- Set problem: Extract every entry word for word.

- Material for this exercise:
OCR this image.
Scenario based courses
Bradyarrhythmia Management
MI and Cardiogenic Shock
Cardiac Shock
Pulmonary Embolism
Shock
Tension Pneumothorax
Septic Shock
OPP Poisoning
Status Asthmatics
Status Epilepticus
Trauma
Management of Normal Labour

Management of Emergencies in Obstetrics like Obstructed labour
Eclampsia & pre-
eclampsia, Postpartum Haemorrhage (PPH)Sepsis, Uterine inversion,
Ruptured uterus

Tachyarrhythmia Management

- Task answer:
OCR this image.
Scenario based courses
Bradyarrhythmia Management
MI and Cardiogenic Shock
Cardiac Shock
Pulmonary Embolism
Shock
Tension Pneumothorax
Septic Shock
OPP Poisoning
Status Asthmatics
Status Epilepticus
Trauma
Management of Normal Labour

Management of Emergencies in Obstetrics like Obstructed labour
Eclampsia & pre-
eclampsia, Postpartum Haemorrhage (PPH)Sepsis, Uterine inversion,
Ruptured uterus

Tachyarrhythmia Management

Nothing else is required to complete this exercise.